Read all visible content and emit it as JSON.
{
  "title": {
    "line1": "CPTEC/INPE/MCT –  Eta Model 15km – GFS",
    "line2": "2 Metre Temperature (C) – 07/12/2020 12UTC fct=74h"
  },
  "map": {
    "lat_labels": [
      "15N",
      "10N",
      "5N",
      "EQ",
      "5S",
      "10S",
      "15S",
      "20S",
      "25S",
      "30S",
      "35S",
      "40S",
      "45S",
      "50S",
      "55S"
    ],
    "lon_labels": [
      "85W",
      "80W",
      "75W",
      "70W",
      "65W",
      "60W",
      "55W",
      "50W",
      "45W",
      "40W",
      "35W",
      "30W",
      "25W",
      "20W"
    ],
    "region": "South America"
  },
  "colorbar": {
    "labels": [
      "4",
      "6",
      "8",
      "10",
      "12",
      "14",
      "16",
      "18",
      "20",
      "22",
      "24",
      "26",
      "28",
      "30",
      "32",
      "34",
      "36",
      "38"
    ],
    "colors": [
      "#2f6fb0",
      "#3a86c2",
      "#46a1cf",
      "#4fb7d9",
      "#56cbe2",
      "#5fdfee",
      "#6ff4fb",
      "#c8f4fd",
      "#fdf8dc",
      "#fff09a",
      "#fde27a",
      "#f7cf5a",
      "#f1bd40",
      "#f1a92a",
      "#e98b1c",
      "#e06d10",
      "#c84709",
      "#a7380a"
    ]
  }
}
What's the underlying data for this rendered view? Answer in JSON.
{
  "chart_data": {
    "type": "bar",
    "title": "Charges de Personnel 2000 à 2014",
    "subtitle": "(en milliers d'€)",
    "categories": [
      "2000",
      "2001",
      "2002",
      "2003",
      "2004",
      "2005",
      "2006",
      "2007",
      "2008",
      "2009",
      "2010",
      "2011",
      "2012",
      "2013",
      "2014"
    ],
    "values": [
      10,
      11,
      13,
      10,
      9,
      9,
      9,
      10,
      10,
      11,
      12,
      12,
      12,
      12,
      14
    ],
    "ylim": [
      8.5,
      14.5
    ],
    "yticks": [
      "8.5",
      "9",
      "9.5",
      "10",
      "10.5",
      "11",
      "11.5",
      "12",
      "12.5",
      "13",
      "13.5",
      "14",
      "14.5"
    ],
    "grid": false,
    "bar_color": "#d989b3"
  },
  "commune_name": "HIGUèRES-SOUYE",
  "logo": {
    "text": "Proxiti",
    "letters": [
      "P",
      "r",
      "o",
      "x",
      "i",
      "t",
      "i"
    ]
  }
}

> _Work instructions_
Look through the entries above. Extract each line with the word "JSON".

> _Solution to this problem_
Read all visible content and emit it as JSON.
What's the underlying data for this rendered view? Answer in JSON.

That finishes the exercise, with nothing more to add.